* **Required work**:
All records should be reproduced verbatim.

* **Records for the exercise**:
|---|
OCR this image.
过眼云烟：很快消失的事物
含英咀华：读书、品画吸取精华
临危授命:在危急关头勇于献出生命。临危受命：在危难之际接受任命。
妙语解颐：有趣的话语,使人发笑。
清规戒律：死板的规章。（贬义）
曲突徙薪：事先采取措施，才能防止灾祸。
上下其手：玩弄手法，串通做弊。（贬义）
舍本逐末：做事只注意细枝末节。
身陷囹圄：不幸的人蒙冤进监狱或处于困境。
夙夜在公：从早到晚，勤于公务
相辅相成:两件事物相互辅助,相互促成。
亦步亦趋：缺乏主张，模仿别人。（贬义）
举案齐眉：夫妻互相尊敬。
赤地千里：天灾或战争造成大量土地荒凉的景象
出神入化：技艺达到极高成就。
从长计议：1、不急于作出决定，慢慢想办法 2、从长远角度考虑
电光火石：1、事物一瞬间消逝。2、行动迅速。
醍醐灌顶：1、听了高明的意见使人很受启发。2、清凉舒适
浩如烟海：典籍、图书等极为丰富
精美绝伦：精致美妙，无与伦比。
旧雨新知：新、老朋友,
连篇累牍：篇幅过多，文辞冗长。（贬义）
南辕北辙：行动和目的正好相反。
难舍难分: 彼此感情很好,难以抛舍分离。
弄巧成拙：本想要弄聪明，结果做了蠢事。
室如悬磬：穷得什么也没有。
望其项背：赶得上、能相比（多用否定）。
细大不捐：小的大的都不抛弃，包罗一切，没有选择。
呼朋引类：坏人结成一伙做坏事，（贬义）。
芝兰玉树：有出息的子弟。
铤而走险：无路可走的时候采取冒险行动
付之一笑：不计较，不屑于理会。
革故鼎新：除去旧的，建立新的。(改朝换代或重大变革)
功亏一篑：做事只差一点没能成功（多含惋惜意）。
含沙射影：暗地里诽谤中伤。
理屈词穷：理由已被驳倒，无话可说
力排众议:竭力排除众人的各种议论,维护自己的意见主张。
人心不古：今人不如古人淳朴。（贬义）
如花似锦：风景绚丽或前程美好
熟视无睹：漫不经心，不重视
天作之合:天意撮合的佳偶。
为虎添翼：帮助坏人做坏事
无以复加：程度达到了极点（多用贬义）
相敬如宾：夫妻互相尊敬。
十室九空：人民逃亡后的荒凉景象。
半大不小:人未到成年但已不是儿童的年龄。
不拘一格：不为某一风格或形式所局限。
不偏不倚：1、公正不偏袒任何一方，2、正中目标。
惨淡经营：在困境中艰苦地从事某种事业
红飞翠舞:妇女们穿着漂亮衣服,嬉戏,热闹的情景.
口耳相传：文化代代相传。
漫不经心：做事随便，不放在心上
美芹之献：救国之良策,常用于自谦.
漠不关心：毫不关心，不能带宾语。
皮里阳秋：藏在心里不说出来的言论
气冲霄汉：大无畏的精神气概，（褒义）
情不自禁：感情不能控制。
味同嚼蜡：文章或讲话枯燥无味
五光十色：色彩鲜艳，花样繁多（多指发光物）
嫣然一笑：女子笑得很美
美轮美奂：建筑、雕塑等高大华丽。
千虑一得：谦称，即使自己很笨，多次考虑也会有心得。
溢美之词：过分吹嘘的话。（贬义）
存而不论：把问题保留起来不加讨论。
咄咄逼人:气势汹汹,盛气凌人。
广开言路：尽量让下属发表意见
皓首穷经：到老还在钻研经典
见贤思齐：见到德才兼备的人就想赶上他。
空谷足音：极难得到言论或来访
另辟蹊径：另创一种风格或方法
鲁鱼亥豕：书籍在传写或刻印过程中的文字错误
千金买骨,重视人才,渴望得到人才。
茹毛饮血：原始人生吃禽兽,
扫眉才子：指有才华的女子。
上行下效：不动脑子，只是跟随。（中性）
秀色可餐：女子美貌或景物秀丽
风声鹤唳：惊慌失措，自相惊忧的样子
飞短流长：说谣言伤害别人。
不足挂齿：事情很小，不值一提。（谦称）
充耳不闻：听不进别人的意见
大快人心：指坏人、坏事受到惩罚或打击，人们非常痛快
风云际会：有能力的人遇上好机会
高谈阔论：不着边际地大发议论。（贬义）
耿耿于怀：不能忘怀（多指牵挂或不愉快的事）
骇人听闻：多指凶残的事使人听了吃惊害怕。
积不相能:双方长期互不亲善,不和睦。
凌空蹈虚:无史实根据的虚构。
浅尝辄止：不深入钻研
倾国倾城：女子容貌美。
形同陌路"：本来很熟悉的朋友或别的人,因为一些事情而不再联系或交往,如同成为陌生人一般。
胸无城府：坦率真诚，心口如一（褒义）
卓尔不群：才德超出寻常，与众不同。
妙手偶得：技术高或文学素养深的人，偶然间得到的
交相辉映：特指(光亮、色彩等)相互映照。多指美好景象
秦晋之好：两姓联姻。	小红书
|---|
* **Solution to this exercise**:
OCR this image.
过眼云烟：很快消失的事物
含英咀华：读书、品画吸取精华
临危授命:在危急关头勇于献出生命。临危受命：在危难之际接受任命。
妙语解颐：有趣的话语,使人发笑。
清规戒律：死板的规章。（贬义）
曲突徙薪：事先采取措施，才能防止灾祸。
上下其手：玩弄手法，串通做弊。（贬义）
舍本逐末：做事只注意细枝末节。
身陷囹圄：不幸的人蒙冤进监狱或处于困境。
夙夜在公：从早到晚，勤于公务
相辅相成:两件事物相互辅助,相互促成。
亦步亦趋：缺乏主张，模仿别人。（贬义）
举案齐眉：夫妻互相尊敬。
赤地千里：天灾或战争造成大量土地荒凉的景象
出神入化：技艺达到极高成就。
从长计议：1、不急于作出决定，慢慢想办法 2、从长远角度考虑
电光火石：1、事物一瞬间消逝。2、行动迅速。
醍醐灌顶：1、听了高明的意见使人很受启发。2、清凉舒适
浩如烟海：典籍、图书等极为丰富
精美绝伦：精致美妙，无与伦比。
旧雨新知：新、老朋友,
连篇累牍：篇幅过多，文辞冗长。（贬义）
南辕北辙：行动和目的正好相反。
难舍难分: 彼此感情很好,难以抛舍分离。
弄巧成拙：本想要弄聪明，结果做了蠢事。
室如悬磬：穷得什么也没有。
望其项背：赶得上、能相比（多用否定）。
细大不捐：小的大的都不抛弃，包罗一切，没有选择。
呼朋引类：坏人结成一伙做坏事，（贬义）。
芝兰玉树：有出息的子弟。
铤而走险：无路可走的时候采取冒险行动
付之一笑：不计较，不屑于理会。
革故鼎新：除去旧的，建立新的。(改朝换代或重大变革)
功亏一篑：做事只差一点没能成功（多含惋惜意）。
含沙射影：暗地里诽谤中伤。
理屈词穷：理由已被驳倒，无话可说
力排众议:竭力排除众人的各种议论,维护自己的意见主张。
人心不古：今人不如古人淳朴。（贬义）
如花似锦：风景绚丽或前程美好
熟视无睹：漫不经心，不重视
天作之合:天意撮合的佳偶。
为虎添翼：帮助坏人做坏事
无以复加：程度达到了极点（多用贬义）
相敬如宾：夫妻互相尊敬。
十室九空：人民逃亡后的荒凉景象。
半大不小:人未到成年但已不是儿童的年龄。
不拘一格：不为某一风格或形式所局限。
不偏不倚：1、公正不偏袒任何一方，2、正中目标。
惨淡经营：在困境中艰苦地从事某种事业
红飞翠舞:妇女们穿着漂亮衣服,嬉戏,热闹的情景.
口耳相传：文化代代相传。
漫不经心：做事随便，不放在心上
美芹之献：救国之良策,常用于自谦.
漠不关心：毫不关心，不能带宾语。
皮里阳秋：藏在心里不说出来的言论
气冲霄汉：大无畏的精神气概，（褒义）
情不自禁：感情不能控制。
味同嚼蜡：文章或讲话枯燥无味
五光十色：色彩鲜艳，花样繁多（多指发光物）
嫣然一笑：女子笑得很美
美轮美奂：建筑、雕塑等高大华丽。
千虑一得：谦称，即使自己很笨，多次考虑也会有心得。
溢美之词：过分吹嘘的话。（贬义）
存而不论：把问题保留起来不加讨论。
咄咄逼人:气势汹汹,盛气凌人。
广开言路：尽量让下属发表意见
皓首穷经：到老还在钻研经典
见贤思齐：见到德才兼备的人就想赶上他。
空谷足音：极难得到言论或来访
另辟蹊径：另创一种风格或方法
鲁鱼亥豕：书籍在传写或刻印过程中的文字错误
千金买骨,重视人才,渴望得到人才。
茹毛饮血：原始人生吃禽兽,
扫眉才子：指有才华的女子。
上行下效：不动脑子，只是跟随。（中性）
秀色可餐：女子美貌或景物秀丽
风声鹤唳：惊慌失措，自相惊忧的样子
飞短流长：说谣言伤害别人。
不足挂齿：事情很小，不值一提。（谦称）
充耳不闻：听不进别人的意见
大快人心：指坏人、坏事受到惩罚或打击，人们非常痛快
风云际会：有能力的人遇上好机会
高谈阔论：不着边际地大发议论。（贬义）
耿耿于怀：不能忘怀（多指牵挂或不愉快的事）
骇人听闻：多指凶残的事使人听了吃惊害怕。
积不相能:双方长期互不亲善,不和睦。
凌空蹈虚:无史实根据的虚构。
浅尝辄止：不深入钻研
倾国倾城：女子容貌美。
形同陌路"：本来很熟悉的朋友或别的人,因为一些事情而不再联系或交往,如同成为陌生人一般。
胸无城府：坦率真诚，心口如一（褒义）
卓尔不群：才德超出寻常，与众不同。
妙手偶得：技术高或文学素养深的人，偶然间得到的
交相辉映：特指(光亮、色彩等)相互映照。多指美好景象
秦晋之好：两姓联姻。	小红书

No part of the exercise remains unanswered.